Aim of the exercise: Repeat everything in the material exactly.

Listed entries:

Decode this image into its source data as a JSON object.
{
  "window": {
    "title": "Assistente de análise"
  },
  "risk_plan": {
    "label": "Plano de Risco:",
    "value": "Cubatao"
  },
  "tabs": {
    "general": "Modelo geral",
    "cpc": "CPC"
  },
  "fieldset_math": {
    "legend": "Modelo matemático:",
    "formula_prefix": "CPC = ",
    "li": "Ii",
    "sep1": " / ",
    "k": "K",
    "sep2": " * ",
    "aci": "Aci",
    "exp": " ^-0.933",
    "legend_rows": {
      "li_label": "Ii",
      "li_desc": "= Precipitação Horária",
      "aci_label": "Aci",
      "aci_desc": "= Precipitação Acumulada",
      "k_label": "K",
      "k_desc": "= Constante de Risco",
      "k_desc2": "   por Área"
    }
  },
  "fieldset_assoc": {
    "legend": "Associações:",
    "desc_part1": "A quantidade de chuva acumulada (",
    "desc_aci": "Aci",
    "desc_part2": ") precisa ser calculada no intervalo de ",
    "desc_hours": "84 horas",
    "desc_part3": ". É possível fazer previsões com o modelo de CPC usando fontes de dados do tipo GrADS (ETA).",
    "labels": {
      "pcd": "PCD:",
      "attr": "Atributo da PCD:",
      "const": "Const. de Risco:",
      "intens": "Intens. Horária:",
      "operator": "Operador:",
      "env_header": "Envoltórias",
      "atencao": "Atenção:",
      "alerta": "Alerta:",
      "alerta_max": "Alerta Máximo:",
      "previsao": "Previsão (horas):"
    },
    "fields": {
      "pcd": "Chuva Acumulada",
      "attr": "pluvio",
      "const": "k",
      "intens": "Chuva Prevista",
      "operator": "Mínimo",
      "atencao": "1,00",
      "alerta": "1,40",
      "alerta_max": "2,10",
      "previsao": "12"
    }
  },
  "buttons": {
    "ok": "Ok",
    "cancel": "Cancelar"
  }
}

The answer:
Decode this image into its source data as a JSON object.
{
  "window": {
    "title": "Assistente de análise"
  },
  "risk_plan": {
    "label": "Plano de Risco:",
    "value": "Cubatao"
  },
  "tabs": {
    "general": "Modelo geral",
    "cpc": "CPC"
  },
  "fieldset_math": {
    "legend": "Modelo matemático:",
    "formula_prefix": "CPC = ",
    "li": "Ii",
    "sep1": " / ",
    "k": "K",
    "sep2": " * ",
    "aci": "Aci",
    "exp": " ^-0.933",
    "legend_rows": {
      "li_label": "Ii",
      "li_desc": "= Precipitação Horária",
      "aci_label": "Aci",
      "aci_desc": "= Precipitação Acumulada",
      "k_label": "K",
      "k_desc": "= Constante de Risco",
      "k_desc2": "   por Área"
    }
  },
  "fieldset_assoc": {
    "legend": "Associações:",
    "desc_part1": "A quantidade de chuva acumulada (",
    "desc_aci": "Aci",
    "desc_part2": ") precisa ser calculada no intervalo de ",
    "desc_hours": "84 horas",
    "desc_part3": ". É possível fazer previsões com o modelo de CPC usando fontes de dados do tipo GrADS (ETA).",
    "labels": {
      "pcd": "PCD:",
      "attr": "Atributo da PCD:",
      "const": "Const. de Risco:",
      "intens": "Intens. Horária:",
      "operator": "Operador:",
      "env_header": "Envoltórias",
      "atencao": "Atenção:",
      "alerta": "Alerta:",
      "alerta_max": "Alerta Máximo:",
      "previsao": "Previsão (horas):"
    },
    "fields": {
      "pcd": "Chuva Acumulada",
      "attr": "pluvio",
      "const": "k",
      "intens": "Chuva Prevista",
      "operator": "Mínimo",
      "atencao": "1,00",
      "alerta": "1,40",
      "alerta_max": "2,10",
      "previsao": "12"
    }
  },
  "buttons": {
    "ok": "Ok",
    "cancel": "Cancelar"
  }
}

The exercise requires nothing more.